:: Raw data

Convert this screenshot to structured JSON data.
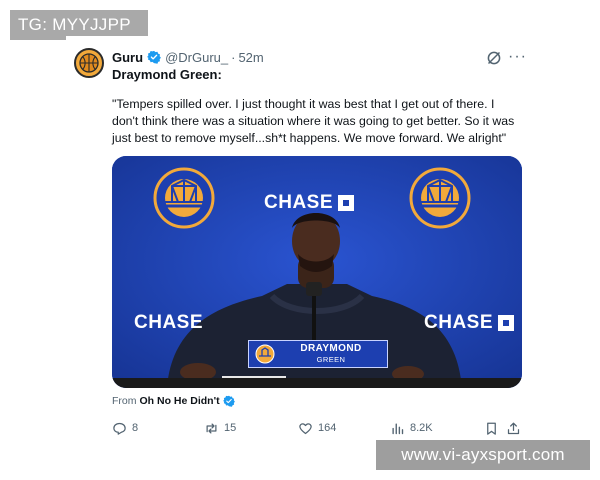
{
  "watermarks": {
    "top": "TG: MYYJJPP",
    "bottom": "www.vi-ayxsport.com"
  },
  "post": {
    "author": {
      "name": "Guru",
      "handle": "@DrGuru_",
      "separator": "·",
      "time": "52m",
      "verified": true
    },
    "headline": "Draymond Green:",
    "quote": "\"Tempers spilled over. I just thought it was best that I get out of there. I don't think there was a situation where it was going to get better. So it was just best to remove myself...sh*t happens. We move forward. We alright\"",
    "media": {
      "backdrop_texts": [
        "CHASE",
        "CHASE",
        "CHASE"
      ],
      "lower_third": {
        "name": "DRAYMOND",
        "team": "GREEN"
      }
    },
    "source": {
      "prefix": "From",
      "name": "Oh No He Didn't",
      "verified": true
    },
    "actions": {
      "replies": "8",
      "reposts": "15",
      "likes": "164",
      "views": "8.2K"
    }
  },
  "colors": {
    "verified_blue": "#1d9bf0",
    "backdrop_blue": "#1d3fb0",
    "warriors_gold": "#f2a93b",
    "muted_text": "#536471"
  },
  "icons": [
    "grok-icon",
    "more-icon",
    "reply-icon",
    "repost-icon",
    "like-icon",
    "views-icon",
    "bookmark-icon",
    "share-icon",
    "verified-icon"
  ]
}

::::
:: Raw data

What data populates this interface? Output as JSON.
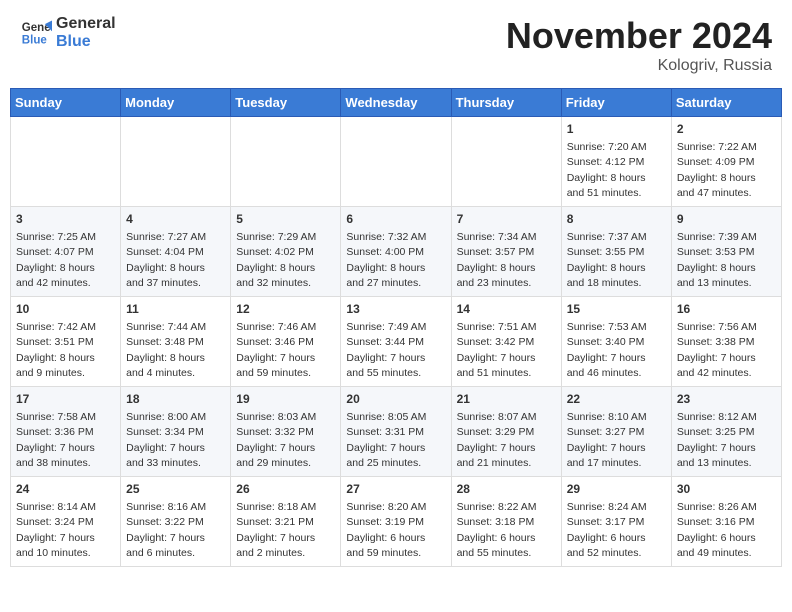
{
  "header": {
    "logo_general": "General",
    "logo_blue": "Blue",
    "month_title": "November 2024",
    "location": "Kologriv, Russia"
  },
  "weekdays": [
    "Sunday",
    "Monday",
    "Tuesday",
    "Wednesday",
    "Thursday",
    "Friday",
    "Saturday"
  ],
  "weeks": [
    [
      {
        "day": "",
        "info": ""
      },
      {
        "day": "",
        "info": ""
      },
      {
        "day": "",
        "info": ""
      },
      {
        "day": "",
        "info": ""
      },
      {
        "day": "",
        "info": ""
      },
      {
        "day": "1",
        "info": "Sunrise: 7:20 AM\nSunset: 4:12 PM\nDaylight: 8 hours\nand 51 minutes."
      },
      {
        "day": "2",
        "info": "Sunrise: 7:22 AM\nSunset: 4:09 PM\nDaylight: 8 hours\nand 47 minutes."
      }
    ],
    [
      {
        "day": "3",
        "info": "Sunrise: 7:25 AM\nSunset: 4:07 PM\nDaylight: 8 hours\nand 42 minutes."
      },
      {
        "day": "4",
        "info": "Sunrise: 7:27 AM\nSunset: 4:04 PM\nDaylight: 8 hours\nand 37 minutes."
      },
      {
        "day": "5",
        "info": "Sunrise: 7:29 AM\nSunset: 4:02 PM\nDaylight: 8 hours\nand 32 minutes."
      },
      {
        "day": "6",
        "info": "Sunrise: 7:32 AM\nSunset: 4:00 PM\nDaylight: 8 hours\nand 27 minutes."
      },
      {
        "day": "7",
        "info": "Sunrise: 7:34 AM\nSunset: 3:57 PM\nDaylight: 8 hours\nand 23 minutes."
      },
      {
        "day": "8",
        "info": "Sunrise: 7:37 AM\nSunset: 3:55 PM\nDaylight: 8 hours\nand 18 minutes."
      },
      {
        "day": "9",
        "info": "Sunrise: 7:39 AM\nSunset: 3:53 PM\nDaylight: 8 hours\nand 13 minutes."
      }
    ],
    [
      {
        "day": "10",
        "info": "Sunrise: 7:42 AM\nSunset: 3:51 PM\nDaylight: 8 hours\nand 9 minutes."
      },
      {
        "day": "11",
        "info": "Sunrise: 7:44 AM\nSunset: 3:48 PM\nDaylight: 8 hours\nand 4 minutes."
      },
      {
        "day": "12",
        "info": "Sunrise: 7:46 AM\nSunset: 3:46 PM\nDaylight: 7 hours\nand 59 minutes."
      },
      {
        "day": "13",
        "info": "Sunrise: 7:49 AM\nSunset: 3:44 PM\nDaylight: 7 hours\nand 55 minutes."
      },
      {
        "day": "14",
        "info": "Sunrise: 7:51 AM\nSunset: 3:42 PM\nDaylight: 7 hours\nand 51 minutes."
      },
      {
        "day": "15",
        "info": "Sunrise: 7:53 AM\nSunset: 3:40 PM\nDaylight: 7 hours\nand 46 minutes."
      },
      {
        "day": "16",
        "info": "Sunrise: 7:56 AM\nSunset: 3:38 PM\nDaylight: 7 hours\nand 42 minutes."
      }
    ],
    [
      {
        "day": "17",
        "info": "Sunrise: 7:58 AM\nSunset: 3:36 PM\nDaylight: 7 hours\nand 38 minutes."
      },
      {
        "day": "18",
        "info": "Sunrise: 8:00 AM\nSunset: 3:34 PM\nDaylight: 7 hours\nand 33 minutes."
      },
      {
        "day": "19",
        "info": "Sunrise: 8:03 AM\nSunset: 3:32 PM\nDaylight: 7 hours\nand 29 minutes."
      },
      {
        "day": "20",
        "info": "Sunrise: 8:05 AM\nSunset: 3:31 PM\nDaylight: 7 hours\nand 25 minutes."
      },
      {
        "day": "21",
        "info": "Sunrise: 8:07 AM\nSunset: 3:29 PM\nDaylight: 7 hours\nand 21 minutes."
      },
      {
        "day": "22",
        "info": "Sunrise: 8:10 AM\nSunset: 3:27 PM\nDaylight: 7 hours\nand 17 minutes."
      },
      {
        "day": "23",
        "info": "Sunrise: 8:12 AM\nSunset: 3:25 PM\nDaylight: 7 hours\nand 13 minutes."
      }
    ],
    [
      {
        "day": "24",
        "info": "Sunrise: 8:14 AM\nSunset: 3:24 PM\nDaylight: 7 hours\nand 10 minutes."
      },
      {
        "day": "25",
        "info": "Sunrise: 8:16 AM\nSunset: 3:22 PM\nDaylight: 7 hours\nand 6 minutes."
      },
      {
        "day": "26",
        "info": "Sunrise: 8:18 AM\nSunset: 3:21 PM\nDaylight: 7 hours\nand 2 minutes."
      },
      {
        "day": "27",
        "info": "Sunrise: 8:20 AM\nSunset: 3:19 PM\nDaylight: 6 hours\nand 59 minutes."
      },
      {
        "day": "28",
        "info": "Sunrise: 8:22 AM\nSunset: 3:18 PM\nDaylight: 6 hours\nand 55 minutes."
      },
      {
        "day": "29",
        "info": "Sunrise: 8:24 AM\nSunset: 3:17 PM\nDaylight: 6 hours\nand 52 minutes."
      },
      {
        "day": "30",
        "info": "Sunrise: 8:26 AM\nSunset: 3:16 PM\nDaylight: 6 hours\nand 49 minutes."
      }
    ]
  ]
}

::::
:: Raw data

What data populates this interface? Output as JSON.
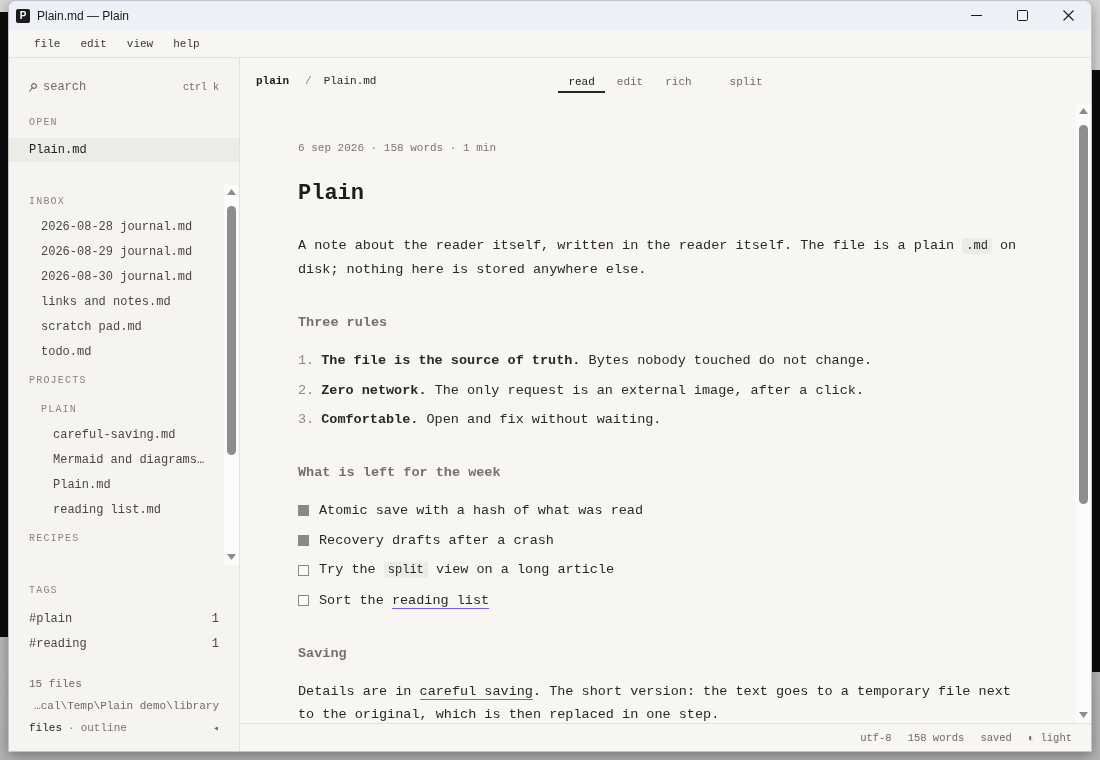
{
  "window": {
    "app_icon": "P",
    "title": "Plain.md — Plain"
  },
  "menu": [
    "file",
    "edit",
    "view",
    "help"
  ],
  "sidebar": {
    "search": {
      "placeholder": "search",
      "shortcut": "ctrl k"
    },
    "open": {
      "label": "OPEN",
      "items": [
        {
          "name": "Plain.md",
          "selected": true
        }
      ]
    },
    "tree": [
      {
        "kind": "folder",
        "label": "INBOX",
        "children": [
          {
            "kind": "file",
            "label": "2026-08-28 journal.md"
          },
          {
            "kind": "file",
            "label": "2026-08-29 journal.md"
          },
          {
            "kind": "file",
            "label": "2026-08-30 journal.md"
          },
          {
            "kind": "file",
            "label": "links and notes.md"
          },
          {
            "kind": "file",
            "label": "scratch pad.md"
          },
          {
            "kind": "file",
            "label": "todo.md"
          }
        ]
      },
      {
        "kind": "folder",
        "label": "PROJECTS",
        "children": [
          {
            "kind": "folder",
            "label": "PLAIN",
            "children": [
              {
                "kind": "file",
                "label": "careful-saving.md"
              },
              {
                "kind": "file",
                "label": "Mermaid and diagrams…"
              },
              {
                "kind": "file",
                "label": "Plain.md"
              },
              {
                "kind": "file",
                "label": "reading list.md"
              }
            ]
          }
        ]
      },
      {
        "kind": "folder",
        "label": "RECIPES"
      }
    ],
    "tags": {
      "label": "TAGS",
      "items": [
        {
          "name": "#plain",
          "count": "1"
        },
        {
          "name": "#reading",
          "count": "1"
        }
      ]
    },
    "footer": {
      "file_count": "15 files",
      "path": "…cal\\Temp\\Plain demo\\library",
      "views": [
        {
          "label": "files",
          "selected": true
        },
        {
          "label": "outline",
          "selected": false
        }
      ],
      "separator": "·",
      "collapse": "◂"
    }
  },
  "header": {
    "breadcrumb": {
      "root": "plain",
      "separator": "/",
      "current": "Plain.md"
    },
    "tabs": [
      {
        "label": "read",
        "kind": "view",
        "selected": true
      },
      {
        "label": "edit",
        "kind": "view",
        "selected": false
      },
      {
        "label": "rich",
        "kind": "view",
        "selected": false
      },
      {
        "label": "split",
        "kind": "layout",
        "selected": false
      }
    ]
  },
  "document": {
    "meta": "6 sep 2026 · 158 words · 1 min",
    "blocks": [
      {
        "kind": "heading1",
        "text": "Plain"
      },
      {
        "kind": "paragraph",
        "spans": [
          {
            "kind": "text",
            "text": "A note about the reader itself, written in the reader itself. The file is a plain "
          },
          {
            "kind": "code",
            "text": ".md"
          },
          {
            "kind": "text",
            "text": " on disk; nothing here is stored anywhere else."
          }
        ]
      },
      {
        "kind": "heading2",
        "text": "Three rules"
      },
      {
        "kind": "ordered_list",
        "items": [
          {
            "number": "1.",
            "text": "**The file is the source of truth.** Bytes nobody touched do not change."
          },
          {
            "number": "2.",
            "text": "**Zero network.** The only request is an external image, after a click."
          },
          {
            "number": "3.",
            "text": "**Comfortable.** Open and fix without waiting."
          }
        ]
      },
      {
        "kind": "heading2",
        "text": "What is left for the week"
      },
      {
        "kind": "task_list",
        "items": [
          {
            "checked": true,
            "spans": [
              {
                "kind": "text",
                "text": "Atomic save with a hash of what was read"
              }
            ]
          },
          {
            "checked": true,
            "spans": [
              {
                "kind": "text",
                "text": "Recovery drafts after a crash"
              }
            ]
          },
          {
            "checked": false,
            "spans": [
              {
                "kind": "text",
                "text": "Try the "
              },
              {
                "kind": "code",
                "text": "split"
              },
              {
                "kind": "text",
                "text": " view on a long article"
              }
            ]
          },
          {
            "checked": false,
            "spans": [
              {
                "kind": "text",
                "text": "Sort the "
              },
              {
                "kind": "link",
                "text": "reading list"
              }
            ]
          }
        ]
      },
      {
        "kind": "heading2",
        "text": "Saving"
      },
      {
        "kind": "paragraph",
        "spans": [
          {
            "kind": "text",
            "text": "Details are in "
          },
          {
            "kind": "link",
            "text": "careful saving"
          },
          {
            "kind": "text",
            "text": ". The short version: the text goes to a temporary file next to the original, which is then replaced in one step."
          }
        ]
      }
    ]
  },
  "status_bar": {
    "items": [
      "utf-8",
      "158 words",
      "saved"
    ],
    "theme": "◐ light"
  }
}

::::

» Exercise
From the material above, gather all lines that include the string "name" and copy them.

» Answer to this task
      "name": "Guru",
        "name": "DRAYMOND",
      "name": "Oh No He Didn't",
          "name": "Plain.md",
          "name": "#plain",
          "name": "#reading",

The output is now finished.